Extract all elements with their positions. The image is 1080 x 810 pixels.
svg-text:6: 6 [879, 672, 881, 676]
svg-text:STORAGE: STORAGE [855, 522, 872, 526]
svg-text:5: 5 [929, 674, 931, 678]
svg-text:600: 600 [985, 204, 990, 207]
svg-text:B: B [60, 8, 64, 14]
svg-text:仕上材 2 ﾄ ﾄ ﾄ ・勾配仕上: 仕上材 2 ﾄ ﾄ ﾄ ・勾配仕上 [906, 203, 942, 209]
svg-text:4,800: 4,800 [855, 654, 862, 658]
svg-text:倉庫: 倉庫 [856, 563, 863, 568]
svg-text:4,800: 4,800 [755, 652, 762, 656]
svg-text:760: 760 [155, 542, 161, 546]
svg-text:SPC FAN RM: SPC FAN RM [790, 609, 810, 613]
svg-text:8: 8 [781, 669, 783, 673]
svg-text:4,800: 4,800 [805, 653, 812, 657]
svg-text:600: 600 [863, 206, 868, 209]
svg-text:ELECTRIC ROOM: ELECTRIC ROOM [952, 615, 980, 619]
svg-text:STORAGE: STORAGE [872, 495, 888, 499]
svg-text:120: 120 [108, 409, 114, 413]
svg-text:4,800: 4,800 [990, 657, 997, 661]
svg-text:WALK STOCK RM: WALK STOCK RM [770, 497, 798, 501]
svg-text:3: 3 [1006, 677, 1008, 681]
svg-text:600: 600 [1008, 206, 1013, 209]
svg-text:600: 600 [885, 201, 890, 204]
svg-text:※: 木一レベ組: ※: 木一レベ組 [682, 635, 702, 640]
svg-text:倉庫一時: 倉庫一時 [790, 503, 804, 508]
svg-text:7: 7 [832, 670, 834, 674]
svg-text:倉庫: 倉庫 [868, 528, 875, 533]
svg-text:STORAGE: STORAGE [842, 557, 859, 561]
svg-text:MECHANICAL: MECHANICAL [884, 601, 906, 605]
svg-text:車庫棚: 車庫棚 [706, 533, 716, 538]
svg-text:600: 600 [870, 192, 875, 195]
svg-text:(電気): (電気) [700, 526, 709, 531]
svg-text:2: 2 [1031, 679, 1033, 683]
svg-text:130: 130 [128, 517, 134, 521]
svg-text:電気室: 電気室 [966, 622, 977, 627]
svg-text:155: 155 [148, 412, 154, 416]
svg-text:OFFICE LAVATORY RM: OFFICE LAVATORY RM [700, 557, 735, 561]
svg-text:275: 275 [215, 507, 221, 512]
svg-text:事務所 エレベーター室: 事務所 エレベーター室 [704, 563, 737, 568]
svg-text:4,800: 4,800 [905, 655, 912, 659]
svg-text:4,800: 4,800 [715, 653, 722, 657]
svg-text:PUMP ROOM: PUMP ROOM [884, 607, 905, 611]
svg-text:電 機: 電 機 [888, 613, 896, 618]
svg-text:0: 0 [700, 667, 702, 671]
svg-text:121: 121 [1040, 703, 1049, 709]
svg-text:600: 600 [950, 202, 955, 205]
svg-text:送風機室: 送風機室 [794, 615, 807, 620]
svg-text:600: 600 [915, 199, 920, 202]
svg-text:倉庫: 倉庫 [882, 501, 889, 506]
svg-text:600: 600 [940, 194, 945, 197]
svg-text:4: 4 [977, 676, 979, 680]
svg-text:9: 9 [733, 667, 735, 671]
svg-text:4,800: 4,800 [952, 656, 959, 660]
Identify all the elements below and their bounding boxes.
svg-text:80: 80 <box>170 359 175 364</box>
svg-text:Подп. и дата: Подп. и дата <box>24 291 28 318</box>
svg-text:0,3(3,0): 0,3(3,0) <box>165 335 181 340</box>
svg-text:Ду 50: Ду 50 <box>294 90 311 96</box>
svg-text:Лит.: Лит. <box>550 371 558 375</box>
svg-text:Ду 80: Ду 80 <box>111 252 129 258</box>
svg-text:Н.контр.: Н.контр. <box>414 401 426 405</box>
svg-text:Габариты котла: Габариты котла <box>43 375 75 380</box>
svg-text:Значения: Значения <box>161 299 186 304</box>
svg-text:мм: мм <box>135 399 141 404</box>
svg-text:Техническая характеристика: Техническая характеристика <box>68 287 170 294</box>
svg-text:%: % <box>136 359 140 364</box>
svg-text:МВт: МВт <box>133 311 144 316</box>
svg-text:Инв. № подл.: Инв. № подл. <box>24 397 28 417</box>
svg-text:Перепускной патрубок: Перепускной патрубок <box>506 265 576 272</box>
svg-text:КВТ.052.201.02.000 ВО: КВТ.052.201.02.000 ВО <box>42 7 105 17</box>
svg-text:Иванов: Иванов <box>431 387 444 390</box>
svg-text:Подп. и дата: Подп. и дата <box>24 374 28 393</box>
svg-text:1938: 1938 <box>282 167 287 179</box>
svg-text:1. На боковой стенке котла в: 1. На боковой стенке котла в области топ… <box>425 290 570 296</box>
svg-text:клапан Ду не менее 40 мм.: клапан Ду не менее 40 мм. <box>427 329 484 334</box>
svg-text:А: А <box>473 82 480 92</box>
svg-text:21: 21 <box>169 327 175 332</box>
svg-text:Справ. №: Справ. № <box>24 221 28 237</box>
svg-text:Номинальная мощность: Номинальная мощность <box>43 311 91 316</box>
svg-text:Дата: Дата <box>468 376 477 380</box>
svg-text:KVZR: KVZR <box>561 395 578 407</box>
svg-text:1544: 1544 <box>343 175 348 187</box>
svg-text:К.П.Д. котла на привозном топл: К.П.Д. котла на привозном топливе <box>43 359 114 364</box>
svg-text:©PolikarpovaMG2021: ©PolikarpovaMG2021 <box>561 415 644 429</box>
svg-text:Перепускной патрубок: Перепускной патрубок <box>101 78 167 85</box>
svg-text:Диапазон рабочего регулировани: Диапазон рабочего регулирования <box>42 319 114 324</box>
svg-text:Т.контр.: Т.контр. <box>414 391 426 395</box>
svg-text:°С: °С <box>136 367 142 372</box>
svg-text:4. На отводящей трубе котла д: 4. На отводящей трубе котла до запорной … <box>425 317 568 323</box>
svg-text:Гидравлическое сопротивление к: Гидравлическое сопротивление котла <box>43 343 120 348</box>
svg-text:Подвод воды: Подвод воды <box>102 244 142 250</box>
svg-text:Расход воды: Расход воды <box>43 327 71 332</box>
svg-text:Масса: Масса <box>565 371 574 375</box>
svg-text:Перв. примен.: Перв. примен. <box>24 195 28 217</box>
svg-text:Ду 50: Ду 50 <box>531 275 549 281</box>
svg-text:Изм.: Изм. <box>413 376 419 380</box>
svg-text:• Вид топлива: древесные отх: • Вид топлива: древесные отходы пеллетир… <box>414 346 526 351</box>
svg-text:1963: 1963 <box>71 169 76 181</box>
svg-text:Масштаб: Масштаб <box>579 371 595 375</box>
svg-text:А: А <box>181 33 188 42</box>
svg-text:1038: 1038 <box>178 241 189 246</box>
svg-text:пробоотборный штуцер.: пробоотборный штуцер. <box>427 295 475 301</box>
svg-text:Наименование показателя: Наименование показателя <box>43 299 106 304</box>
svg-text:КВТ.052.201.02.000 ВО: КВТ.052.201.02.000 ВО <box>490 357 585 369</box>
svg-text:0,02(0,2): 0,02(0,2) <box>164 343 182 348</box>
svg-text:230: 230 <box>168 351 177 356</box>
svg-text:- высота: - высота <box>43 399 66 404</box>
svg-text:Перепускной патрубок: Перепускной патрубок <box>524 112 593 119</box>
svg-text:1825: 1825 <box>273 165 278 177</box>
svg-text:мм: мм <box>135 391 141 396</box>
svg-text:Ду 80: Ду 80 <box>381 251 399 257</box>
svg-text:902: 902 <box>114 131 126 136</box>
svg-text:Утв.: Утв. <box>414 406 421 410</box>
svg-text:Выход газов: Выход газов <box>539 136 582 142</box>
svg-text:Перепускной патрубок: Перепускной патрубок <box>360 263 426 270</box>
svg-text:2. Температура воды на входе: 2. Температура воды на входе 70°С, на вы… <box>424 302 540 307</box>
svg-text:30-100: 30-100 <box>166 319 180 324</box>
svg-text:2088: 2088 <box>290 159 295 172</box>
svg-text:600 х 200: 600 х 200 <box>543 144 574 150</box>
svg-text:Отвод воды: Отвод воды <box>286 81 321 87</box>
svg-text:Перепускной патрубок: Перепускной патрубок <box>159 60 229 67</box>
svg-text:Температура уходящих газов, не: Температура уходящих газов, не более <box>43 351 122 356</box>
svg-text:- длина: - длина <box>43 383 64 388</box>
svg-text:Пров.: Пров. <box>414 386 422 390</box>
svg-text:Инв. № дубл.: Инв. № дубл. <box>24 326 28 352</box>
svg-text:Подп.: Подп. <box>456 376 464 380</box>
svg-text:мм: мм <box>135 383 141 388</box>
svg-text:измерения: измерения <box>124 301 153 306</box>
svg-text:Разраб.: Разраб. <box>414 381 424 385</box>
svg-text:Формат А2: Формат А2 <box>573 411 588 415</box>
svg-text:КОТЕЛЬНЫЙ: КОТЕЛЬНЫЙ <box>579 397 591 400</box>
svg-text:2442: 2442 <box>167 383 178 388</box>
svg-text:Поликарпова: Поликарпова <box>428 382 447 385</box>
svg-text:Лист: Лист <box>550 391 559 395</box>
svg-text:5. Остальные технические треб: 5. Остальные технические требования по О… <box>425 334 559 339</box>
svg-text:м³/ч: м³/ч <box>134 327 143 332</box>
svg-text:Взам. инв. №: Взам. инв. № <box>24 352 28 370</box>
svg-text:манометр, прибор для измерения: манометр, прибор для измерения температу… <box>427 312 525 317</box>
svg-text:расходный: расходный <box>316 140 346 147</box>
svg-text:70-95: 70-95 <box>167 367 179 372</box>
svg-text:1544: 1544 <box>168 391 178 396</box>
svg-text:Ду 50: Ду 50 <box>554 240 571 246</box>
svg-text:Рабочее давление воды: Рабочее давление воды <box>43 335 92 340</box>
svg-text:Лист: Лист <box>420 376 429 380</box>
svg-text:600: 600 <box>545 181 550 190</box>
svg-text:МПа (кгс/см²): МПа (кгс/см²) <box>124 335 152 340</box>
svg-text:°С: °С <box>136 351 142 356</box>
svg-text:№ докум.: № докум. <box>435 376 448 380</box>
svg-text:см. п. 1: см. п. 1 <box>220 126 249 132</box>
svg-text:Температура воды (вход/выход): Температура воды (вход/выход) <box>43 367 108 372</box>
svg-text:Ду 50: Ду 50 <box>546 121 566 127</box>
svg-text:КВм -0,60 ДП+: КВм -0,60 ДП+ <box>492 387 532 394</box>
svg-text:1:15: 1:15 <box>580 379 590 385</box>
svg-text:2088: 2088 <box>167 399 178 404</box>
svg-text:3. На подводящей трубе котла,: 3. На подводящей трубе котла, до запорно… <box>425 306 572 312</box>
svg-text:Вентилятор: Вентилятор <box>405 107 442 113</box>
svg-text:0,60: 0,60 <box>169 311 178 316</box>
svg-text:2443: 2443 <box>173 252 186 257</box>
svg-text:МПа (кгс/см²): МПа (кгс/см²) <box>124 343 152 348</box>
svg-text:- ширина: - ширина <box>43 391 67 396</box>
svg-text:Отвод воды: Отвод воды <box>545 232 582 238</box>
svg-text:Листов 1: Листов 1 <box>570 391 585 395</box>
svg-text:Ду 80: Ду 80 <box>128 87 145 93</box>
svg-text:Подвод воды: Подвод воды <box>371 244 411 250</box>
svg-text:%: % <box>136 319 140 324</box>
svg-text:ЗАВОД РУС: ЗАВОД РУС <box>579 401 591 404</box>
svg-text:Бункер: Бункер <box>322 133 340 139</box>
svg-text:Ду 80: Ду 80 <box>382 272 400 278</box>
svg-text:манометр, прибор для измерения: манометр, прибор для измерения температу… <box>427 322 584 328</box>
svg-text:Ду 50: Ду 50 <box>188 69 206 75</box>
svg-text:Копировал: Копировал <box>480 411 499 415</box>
━━━━━━━━━━━━━━━━━━━━
_EXERCISE AIM_. Format the records above, from their first line through the line containing "svg-text:WALK STOCK RM: WALK", as a JSON list of strings with one string per line and no blank lines.

_WRITTEN ANSWER_.
[
  "Extract all elements with their positions. The image is 1080 x 810 pixels.",
  "svg-text:6: 6 [879, 672, 881, 676]",
  "svg-text:STORAGE: STORAGE [855, 522, 872, 526]",
  "svg-text:5: 5 [929, 674, 931, 678]",
  "svg-text:600: 600 [985, 204, 990, 207]",
  "svg-text:B: B [60, 8, 64, 14]",
  "svg-text:仕上材 2 ﾄ ﾄ ﾄ ・勾配仕上: 仕上材 2 ﾄ ﾄ ﾄ ・勾配仕上 [906, 203, 942, 209]",
  "svg-text:4,800: 4,800 [855, 654, 862, 658]",
  "svg-text:倉庫: 倉庫 [856, 563, 863, 568]",
  "svg-text:4,800: 4,800 [755, 652, 762, 656]",
  "svg-text:760: 760 [155, 542, 161, 546]",
  "svg-text:SPC FAN RM: SPC FAN RM [790, 609, 810, 613]",
  "svg-text:8: 8 [781, 669, 783, 673]",
  "svg-text:4,800: 4,800 [805, 653, 812, 657]",
  "svg-text:600: 600 [863, 206, 868, 209]",
  "svg-text:ELECTRIC ROOM: ELECTRIC ROOM [952, 615, 980, 619]",
  "svg-text:STORAGE: STORAGE [872, 495, 888, 499]",
  "svg-text:120: 120 [108, 409, 114, 413]",
  "svg-text:4,800: 4,800 [990, 657, 997, 661]",
  "svg-text:WALK STOCK RM: WALK STOCK RM [770, 497, 798, 501]"
]